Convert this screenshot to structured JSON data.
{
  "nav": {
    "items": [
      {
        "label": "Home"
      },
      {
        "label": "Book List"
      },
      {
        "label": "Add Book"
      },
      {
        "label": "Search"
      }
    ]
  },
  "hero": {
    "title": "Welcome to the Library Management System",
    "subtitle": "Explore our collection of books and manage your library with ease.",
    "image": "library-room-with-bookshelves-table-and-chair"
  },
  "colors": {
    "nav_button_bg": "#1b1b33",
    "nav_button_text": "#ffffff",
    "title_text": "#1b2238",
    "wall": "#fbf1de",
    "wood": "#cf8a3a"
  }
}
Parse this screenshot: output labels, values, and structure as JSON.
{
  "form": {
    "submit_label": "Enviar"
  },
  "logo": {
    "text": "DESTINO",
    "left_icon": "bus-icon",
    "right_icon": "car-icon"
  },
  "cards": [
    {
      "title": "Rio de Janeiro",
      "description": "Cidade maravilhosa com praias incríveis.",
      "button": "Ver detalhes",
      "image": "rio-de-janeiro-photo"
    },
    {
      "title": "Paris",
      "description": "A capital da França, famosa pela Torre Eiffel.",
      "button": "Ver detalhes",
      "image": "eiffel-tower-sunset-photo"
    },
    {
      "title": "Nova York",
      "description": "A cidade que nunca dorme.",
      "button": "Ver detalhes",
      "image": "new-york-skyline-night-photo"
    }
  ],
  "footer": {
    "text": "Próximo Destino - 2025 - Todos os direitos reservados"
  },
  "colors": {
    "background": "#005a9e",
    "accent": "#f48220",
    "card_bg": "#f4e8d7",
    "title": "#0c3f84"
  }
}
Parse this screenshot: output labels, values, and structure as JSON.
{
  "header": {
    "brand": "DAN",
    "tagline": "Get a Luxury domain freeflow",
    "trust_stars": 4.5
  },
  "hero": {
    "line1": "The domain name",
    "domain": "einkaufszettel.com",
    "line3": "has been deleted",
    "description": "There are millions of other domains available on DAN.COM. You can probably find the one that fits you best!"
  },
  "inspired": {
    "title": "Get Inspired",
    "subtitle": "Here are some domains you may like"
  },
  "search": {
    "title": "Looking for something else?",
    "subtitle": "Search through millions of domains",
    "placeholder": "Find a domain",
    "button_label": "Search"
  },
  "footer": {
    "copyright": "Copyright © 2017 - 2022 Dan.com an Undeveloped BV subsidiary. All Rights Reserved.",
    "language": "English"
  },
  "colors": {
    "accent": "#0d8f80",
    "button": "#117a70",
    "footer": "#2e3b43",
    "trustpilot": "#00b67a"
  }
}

- Task prompt -
The data above must be returned in full, exactly as written.

- Result -
Convert this screenshot to structured JSON data.
{
  "nav": {
    "items": [
      {
        "label": "Home"
      },
      {
        "label": "Book List"
      },
      {
        "label": "Add Book"
      },
      {
        "label": "Search"
      }
    ]
  },
  "hero": {
    "title": "Welcome to the Library Management System",
    "subtitle": "Explore our collection of books and manage your library with ease.",
    "image": "library-room-with-bookshelves-table-and-chair"
  },
  "colors": {
    "nav_button_bg": "#1b1b33",
    "nav_button_text": "#ffffff",
    "title_text": "#1b2238",
    "wall": "#fbf1de",
    "wood": "#cf8a3a"
  }
}
Parse this screenshot: output labels, values, and structure as JSON.
{
  "form": {
    "submit_label": "Enviar"
  },
  "logo": {
    "text": "DESTINO",
    "left_icon": "bus-icon",
    "right_icon": "car-icon"
  },
  "cards": [
    {
      "title": "Rio de Janeiro",
      "description": "Cidade maravilhosa com praias incríveis.",
      "button": "Ver detalhes",
      "image": "rio-de-janeiro-photo"
    },
    {
      "title": "Paris",
      "description": "A capital da França, famosa pela Torre Eiffel.",
      "button": "Ver detalhes",
      "image": "eiffel-tower-sunset-photo"
    },
    {
      "title": "Nova York",
      "description": "A cidade que nunca dorme.",
      "button": "Ver detalhes",
      "image": "new-york-skyline-night-photo"
    }
  ],
  "footer": {
    "text": "Próximo Destino - 2025 - Todos os direitos reservados"
  },
  "colors": {
    "background": "#005a9e",
    "accent": "#f48220",
    "card_bg": "#f4e8d7",
    "title": "#0c3f84"
  }
}
Parse this screenshot: output labels, values, and structure as JSON.
{
  "header": {
    "brand": "DAN",
    "tagline": "Get a Luxury domain freeflow",
    "trust_stars": 4.5
  },
  "hero": {
    "line1": "The domain name",
    "domain": "einkaufszettel.com",
    "line3": "has been deleted",
    "description": "There are millions of other domains available on DAN.COM. You can probably find the one that fits you best!"
  },
  "inspired": {
    "title": "Get Inspired",
    "subtitle": "Here are some domains you may like"
  },
  "search": {
    "title": "Looking for something else?",
    "subtitle": "Search through millions of domains",
    "placeholder": "Find a domain",
    "button_label": "Search"
  },
  "footer": {
    "copyright": "Copyright © 2017 - 2022 Dan.com an Undeveloped BV subsidiary. All Rights Reserved.",
    "language": "English"
  },
  "colors": {
    "accent": "#0d8f80",
    "button": "#117a70",
    "footer": "#2e3b43",
    "trustpilot": "#00b67a"
  }
}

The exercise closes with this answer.